DIRECTIONS FOR THIS TASK: Set down every record once more, exactly as given.

Start INFORMATION GIVEN

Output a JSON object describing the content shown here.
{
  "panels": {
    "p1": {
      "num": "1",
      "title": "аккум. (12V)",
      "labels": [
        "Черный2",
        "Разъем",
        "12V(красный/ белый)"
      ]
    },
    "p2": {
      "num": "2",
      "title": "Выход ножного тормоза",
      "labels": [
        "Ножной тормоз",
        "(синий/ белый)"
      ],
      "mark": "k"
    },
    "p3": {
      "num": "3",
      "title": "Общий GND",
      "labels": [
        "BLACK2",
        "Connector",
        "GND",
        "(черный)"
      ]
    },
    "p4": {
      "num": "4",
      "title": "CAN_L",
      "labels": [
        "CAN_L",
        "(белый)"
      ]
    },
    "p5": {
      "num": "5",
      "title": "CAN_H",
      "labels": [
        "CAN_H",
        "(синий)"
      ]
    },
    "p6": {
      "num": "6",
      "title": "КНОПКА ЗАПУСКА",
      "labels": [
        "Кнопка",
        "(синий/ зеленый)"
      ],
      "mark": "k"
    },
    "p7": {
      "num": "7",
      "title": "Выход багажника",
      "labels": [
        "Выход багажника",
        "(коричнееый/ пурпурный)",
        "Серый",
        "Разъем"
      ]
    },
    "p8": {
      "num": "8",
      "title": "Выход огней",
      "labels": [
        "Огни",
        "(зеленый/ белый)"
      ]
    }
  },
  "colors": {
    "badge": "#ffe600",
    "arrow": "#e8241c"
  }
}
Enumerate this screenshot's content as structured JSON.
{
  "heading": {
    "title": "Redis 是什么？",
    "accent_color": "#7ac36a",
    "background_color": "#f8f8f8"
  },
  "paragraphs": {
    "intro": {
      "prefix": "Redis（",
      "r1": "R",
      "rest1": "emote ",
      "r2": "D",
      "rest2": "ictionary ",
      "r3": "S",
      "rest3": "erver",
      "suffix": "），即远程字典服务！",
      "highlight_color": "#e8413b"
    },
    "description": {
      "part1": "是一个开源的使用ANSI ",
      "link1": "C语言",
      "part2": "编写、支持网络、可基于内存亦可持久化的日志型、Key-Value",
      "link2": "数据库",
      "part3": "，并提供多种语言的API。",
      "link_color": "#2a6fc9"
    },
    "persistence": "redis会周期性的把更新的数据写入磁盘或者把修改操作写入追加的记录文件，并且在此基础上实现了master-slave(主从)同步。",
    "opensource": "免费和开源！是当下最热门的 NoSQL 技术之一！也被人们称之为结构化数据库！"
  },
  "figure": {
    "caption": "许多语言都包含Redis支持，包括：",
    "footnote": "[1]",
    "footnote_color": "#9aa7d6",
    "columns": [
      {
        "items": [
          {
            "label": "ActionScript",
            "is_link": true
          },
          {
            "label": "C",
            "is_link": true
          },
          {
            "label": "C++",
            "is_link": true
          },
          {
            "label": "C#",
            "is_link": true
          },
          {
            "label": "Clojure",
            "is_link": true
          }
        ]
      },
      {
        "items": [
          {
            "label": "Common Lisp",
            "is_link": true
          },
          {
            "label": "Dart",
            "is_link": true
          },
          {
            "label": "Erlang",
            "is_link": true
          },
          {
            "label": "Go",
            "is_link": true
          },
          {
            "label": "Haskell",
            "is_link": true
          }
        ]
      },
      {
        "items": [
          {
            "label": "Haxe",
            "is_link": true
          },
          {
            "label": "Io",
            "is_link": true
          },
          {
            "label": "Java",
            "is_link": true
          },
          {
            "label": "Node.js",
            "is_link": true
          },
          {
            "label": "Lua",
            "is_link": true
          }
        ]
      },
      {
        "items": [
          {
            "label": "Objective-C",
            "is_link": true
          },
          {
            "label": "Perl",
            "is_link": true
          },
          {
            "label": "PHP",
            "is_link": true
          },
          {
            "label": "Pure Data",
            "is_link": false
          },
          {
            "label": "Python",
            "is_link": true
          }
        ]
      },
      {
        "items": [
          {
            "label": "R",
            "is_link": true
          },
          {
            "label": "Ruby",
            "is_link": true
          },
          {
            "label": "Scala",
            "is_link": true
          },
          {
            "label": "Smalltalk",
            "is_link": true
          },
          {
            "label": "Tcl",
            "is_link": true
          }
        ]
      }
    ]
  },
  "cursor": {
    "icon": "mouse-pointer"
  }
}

End INFORMATION GIVEN

SOLUTION:
Output a JSON object describing the content shown here.
{
  "panels": {
    "p1": {
      "num": "1",
      "title": "аккум. (12V)",
      "labels": [
        "Черный2",
        "Разъем",
        "12V(красный/ белый)"
      ]
    },
    "p2": {
      "num": "2",
      "title": "Выход ножного тормоза",
      "labels": [
        "Ножной тормоз",
        "(синий/ белый)"
      ],
      "mark": "k"
    },
    "p3": {
      "num": "3",
      "title": "Общий GND",
      "labels": [
        "BLACK2",
        "Connector",
        "GND",
        "(черный)"
      ]
    },
    "p4": {
      "num": "4",
      "title": "CAN_L",
      "labels": [
        "CAN_L",
        "(белый)"
      ]
    },
    "p5": {
      "num": "5",
      "title": "CAN_H",
      "labels": [
        "CAN_H",
        "(синий)"
      ]
    },
    "p6": {
      "num": "6",
      "title": "КНОПКА ЗАПУСКА",
      "labels": [
        "Кнопка",
        "(синий/ зеленый)"
      ],
      "mark": "k"
    },
    "p7": {
      "num": "7",
      "title": "Выход багажника",
      "labels": [
        "Выход багажника",
        "(коричнееый/ пурпурный)",
        "Серый",
        "Разъем"
      ]
    },
    "p8": {
      "num": "8",
      "title": "Выход огней",
      "labels": [
        "Огни",
        "(зеленый/ белый)"
      ]
    }
  },
  "colors": {
    "badge": "#ffe600",
    "arrow": "#e8241c"
  }
}
Enumerate this screenshot's content as structured JSON.
{
  "heading": {
    "title": "Redis 是什么？",
    "accent_color": "#7ac36a",
    "background_color": "#f8f8f8"
  },
  "paragraphs": {
    "intro": {
      "prefix": "Redis（",
      "r1": "R",
      "rest1": "emote ",
      "r2": "D",
      "rest2": "ictionary ",
      "r3": "S",
      "rest3": "erver",
      "suffix": "），即远程字典服务！",
      "highlight_color": "#e8413b"
    },
    "description": {
      "part1": "是一个开源的使用ANSI ",
      "link1": "C语言",
      "part2": "编写、支持网络、可基于内存亦可持久化的日志型、Key-Value",
      "link2": "数据库",
      "part3": "，并提供多种语言的API。",
      "link_color": "#2a6fc9"
    },
    "persistence": "redis会周期性的把更新的数据写入磁盘或者把修改操作写入追加的记录文件，并且在此基础上实现了master-slave(主从)同步。",
    "opensource": "免费和开源！是当下最热门的 NoSQL 技术之一！也被人们称之为结构化数据库！"
  },
  "figure": {
    "caption": "许多语言都包含Redis支持，包括：",
    "footnote": "[1]",
    "footnote_color": "#9aa7d6",
    "columns": [
      {
        "items": [
          {
            "label": "ActionScript",
            "is_link": true
          },
          {
            "label": "C",
            "is_link": true
          },
          {
            "label": "C++",
            "is_link": true
          },
          {
            "label": "C#",
            "is_link": true
          },
          {
            "label": "Clojure",
            "is_link": true
          }
        ]
      },
      {
        "items": [
          {
            "label": "Common Lisp",
            "is_link": true
          },
          {
            "label": "Dart",
            "is_link": true
          },
          {
            "label": "Erlang",
            "is_link": true
          },
          {
            "label": "Go",
            "is_link": true
          },
          {
            "label": "Haskell",
            "is_link": true
          }
        ]
      },
      {
        "items": [
          {
            "label": "Haxe",
            "is_link": true
          },
          {
            "label": "Io",
            "is_link": true
          },
          {
            "label": "Java",
            "is_link": true
          },
          {
            "label": "Node.js",
            "is_link": true
          },
          {
            "label": "Lua",
            "is_link": true
          }
        ]
      },
      {
        "items": [
          {
            "label": "Objective-C",
            "is_link": true
          },
          {
            "label": "Perl",
            "is_link": true
          },
          {
            "label": "PHP",
            "is_link": true
          },
          {
            "label": "Pure Data",
            "is_link": false
          },
          {
            "label": "Python",
            "is_link": true
          }
        ]
      },
      {
        "items": [
          {
            "label": "R",
            "is_link": true
          },
          {
            "label": "Ruby",
            "is_link": true
          },
          {
            "label": "Scala",
            "is_link": true
          },
          {
            "label": "Smalltalk",
            "is_link": true
          },
          {
            "label": "Tcl",
            "is_link": true
          }
        ]
      }
    ]
  },
  "cursor": {
    "icon": "mouse-pointer"
  }
}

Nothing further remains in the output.